▶ **Task instructions**
Pick out every line in the data below that holds "неделю".

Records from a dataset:
┄┄┄┄┄┄┄┄┄┄┄┄┄┄┄┄┄┄┄┄
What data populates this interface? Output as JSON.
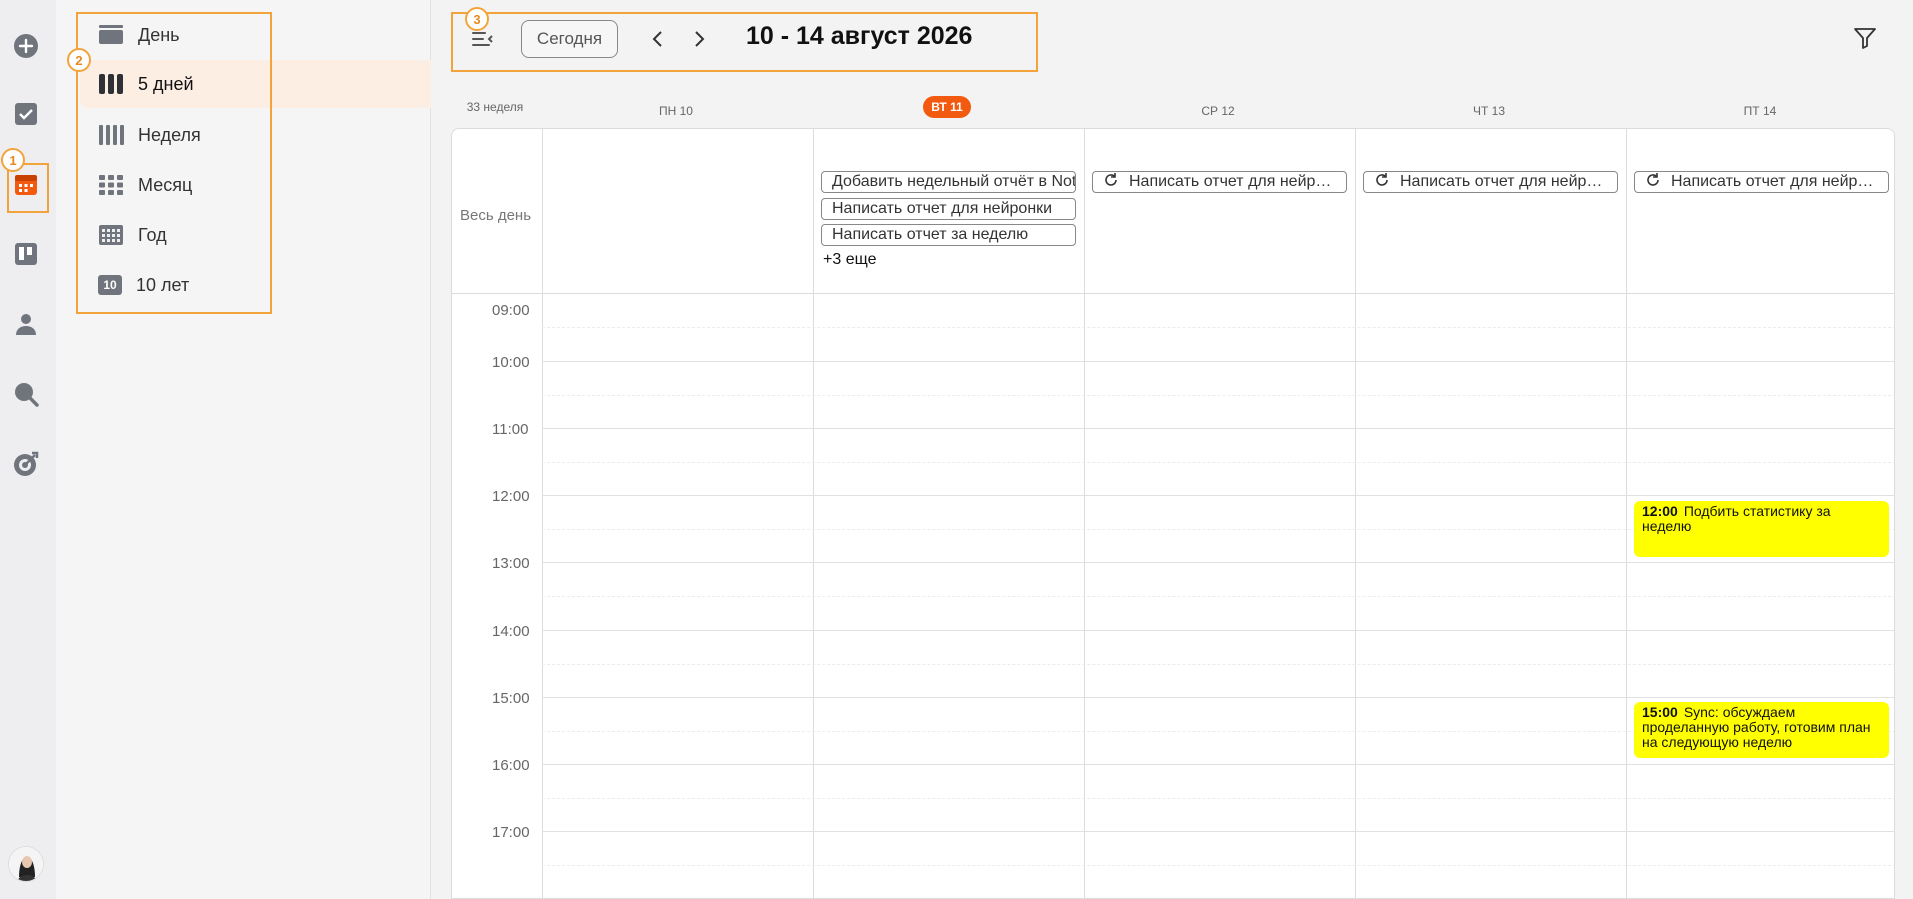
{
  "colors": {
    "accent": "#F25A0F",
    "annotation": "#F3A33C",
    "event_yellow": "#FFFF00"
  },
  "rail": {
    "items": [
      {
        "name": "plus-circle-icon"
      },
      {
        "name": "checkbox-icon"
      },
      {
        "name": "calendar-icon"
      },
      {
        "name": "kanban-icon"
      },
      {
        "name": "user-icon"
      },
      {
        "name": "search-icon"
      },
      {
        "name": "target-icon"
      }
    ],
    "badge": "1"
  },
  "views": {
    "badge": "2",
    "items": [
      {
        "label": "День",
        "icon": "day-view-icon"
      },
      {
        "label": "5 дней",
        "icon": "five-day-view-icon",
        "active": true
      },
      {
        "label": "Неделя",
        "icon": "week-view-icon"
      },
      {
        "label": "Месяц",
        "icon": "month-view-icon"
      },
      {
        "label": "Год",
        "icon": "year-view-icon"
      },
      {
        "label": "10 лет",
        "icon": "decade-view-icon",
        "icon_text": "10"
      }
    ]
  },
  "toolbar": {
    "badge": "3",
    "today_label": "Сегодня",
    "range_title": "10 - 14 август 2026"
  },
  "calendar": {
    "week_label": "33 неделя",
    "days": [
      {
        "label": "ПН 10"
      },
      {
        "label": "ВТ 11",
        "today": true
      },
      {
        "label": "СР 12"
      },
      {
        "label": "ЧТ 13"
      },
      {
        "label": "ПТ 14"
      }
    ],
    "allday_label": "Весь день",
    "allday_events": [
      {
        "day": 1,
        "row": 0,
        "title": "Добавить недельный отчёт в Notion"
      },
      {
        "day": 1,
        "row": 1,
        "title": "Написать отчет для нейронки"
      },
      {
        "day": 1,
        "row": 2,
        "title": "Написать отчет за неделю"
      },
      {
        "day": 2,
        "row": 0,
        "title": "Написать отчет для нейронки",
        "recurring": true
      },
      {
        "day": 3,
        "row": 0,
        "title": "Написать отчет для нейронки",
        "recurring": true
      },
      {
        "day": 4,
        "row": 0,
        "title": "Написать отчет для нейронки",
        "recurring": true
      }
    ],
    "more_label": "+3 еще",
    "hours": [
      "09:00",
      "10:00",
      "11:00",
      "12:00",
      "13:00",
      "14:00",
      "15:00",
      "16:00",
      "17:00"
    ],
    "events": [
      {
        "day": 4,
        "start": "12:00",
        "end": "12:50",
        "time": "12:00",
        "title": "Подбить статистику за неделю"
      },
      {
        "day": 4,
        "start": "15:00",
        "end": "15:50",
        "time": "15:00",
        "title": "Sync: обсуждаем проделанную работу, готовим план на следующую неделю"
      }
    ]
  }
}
┄┄┄┄┄┄┄┄┄┄┄┄┄┄┄┄┄┄┄┄
▶ **Task response**
        "title": "Написать отчет за неделю"
        "title": "Подбить статистику за неделю"
        "title": "Sync: обсуждаем проделанную работу, готовим план на следующую неделю"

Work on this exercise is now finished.